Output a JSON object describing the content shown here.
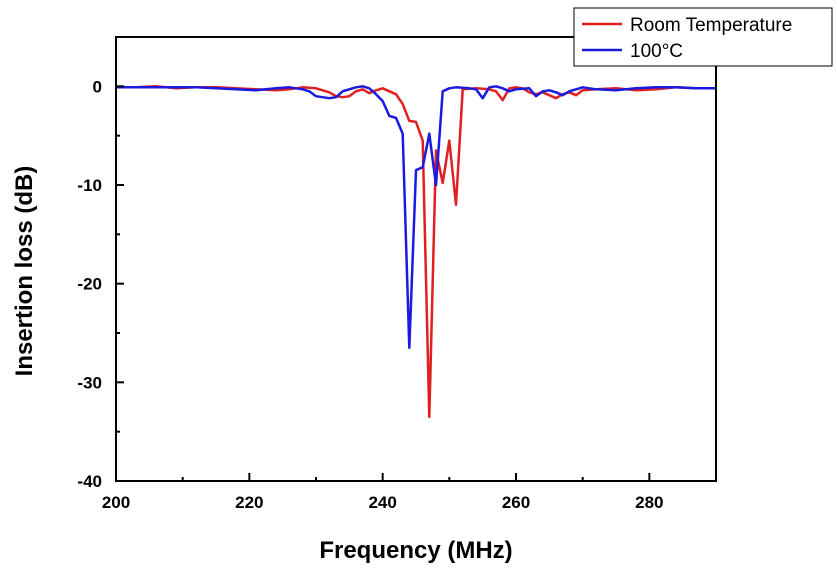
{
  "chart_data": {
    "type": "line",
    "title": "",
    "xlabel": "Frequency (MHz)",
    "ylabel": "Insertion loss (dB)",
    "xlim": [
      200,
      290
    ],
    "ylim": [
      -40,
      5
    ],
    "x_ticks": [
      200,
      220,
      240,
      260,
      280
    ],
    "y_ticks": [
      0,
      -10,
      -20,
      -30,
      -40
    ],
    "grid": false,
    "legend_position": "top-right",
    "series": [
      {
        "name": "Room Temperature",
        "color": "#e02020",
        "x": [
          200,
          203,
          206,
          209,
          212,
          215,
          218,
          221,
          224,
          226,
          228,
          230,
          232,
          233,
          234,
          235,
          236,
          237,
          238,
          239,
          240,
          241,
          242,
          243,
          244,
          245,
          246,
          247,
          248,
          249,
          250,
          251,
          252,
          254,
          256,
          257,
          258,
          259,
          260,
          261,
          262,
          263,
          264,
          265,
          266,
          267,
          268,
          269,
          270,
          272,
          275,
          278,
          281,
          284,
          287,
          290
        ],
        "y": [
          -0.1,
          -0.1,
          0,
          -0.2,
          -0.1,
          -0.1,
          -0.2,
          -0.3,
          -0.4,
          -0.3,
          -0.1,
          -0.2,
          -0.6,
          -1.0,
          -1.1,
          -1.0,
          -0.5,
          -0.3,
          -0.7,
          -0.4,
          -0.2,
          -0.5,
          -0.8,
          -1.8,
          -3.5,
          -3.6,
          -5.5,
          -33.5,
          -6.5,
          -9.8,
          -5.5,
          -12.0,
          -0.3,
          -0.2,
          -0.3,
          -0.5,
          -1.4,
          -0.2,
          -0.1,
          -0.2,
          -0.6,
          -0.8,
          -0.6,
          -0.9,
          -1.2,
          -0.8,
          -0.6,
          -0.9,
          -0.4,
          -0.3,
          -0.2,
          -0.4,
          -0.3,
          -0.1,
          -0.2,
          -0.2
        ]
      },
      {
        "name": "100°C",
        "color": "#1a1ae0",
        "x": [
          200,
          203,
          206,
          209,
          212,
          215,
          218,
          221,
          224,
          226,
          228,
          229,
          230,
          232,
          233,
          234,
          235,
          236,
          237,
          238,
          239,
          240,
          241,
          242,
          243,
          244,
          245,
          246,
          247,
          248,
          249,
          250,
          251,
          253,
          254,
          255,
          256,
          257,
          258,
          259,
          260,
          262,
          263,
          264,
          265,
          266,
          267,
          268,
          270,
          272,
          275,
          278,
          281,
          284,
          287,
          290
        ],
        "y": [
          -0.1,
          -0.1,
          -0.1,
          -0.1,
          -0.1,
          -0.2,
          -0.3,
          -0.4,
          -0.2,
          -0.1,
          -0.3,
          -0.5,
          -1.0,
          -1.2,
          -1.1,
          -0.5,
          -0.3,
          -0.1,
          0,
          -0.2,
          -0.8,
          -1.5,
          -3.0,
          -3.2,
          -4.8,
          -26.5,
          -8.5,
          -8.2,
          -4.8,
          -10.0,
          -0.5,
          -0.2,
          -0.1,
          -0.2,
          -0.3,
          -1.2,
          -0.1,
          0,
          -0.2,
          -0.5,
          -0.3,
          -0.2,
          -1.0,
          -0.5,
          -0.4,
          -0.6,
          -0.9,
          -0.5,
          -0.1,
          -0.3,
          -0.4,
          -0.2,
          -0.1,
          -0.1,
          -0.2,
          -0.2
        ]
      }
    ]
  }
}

--

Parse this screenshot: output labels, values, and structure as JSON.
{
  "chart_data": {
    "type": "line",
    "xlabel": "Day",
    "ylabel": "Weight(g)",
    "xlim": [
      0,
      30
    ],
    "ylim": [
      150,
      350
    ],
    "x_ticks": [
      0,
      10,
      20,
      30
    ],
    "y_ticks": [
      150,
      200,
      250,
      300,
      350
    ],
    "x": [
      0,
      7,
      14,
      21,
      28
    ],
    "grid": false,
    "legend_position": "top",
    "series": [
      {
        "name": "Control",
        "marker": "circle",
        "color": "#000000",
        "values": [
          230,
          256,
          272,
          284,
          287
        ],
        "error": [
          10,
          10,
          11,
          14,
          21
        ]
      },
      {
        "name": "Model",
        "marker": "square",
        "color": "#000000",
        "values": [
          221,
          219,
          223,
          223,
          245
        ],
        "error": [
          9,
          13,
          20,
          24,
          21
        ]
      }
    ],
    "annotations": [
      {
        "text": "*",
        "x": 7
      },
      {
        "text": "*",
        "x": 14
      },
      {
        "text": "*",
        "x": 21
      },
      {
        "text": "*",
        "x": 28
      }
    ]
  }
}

§ **Objective**
Copy each line of the listing that contains the string "ylabel".

§ **Task solution**
    "ylabel": "Insertion loss (dB)",
    "ylabel": "Weight(g)",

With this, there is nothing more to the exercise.